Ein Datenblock
◆ ◆ ◆

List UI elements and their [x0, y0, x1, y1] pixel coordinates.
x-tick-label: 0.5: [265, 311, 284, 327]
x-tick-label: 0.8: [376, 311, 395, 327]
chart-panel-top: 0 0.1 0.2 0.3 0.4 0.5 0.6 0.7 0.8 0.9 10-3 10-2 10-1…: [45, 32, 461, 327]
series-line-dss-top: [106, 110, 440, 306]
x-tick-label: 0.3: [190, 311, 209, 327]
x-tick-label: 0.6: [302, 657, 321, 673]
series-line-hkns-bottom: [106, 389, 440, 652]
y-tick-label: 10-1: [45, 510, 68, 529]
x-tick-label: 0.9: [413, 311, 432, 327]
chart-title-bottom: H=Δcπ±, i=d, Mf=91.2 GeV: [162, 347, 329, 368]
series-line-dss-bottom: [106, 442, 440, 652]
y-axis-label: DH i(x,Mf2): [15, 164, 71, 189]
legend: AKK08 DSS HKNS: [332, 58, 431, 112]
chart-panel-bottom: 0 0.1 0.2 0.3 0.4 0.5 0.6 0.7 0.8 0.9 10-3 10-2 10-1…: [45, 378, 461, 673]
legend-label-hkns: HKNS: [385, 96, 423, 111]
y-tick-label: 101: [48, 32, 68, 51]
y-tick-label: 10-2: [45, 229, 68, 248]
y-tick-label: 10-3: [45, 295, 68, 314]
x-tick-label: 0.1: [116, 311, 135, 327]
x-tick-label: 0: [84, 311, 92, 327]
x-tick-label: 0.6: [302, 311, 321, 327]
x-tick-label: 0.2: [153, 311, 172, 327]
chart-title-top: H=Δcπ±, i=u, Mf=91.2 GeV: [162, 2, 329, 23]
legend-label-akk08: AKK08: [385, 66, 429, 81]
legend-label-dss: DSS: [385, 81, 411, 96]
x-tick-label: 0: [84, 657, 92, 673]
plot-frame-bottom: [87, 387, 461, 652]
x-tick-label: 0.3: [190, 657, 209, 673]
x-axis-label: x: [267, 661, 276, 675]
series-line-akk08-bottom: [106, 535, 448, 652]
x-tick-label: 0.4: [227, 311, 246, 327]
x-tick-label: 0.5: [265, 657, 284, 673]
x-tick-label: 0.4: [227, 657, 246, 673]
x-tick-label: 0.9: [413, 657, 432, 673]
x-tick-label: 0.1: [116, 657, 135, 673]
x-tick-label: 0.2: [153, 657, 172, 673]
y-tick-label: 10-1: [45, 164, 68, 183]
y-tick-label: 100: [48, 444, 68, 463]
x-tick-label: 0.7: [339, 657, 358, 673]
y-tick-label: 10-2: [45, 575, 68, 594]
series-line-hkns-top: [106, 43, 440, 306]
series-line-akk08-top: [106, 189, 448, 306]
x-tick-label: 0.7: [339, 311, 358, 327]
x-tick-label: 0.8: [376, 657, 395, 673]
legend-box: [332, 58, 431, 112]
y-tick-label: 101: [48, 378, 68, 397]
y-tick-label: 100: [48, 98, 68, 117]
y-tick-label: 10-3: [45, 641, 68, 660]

◆ ◆ ◆

* Deine Anweisungen *
Zitiere sämtliche Zeilen der obigen Datensätze wortgetreu und ohne Auslassung.

* Richtige Antwort *
List UI elements and their [x0, y0, x1, y1] pixel coordinates.
x-tick-label: 0.5: [265, 311, 284, 327]
x-tick-label: 0.8: [376, 311, 395, 327]
chart-panel-top: 0 0.1 0.2 0.3 0.4 0.5 0.6 0.7 0.8 0.9 10-3 10-2 10-1…: [45, 32, 461, 327]
series-line-dss-top: [106, 110, 440, 306]
x-tick-label: 0.3: [190, 311, 209, 327]
x-tick-label: 0.6: [302, 657, 321, 673]
series-line-hkns-bottom: [106, 389, 440, 652]
y-tick-label: 10-1: [45, 510, 68, 529]
x-tick-label: 0.9: [413, 311, 432, 327]
chart-title-bottom: H=Δcπ±, i=d, Mf=91.2 GeV: [162, 347, 329, 368]
series-line-dss-bottom: [106, 442, 440, 652]
y-axis-label: DH i(x,Mf2): [15, 164, 71, 189]
legend: AKK08 DSS HKNS: [332, 58, 431, 112]
chart-panel-bottom: 0 0.1 0.2 0.3 0.4 0.5 0.6 0.7 0.8 0.9 10-3 10-2 10-1…: [45, 378, 461, 673]
legend-label-hkns: HKNS: [385, 96, 423, 111]
y-tick-label: 101: [48, 32, 68, 51]
y-tick-label: 10-2: [45, 229, 68, 248]
y-tick-label: 10-3: [45, 295, 68, 314]
x-tick-label: 0.1: [116, 311, 135, 327]
x-tick-label: 0: [84, 311, 92, 327]
x-tick-label: 0.6: [302, 311, 321, 327]
x-tick-label: 0.2: [153, 311, 172, 327]
chart-title-top: H=Δcπ±, i=u, Mf=91.2 GeV: [162, 2, 329, 23]
legend-label-akk08: AKK08: [385, 66, 429, 81]
legend-label-dss: DSS: [385, 81, 411, 96]
x-tick-label: 0: [84, 657, 92, 673]
plot-frame-bottom: [87, 387, 461, 652]
x-tick-label: 0.3: [190, 657, 209, 673]
x-axis-label: x: [267, 661, 276, 675]
series-line-akk08-bottom: [106, 535, 448, 652]
x-tick-label: 0.4: [227, 311, 246, 327]
x-tick-label: 0.5: [265, 657, 284, 673]
x-tick-label: 0.4: [227, 657, 246, 673]
x-tick-label: 0.9: [413, 657, 432, 673]
x-tick-label: 0.1: [116, 657, 135, 673]
x-tick-label: 0.2: [153, 657, 172, 673]
y-tick-label: 10-1: [45, 164, 68, 183]
y-tick-label: 100: [48, 444, 68, 463]
x-tick-label: 0.7: [339, 657, 358, 673]
y-tick-label: 10-2: [45, 575, 68, 594]
series-line-hkns-top: [106, 43, 440, 306]
series-line-akk08-top: [106, 189, 448, 306]
x-tick-label: 0.7: [339, 311, 358, 327]
x-tick-label: 0.8: [376, 657, 395, 673]
legend-box: [332, 58, 431, 112]
y-tick-label: 101: [48, 378, 68, 397]
y-tick-label: 100: [48, 98, 68, 117]
y-tick-label: 10-3: [45, 641, 68, 660]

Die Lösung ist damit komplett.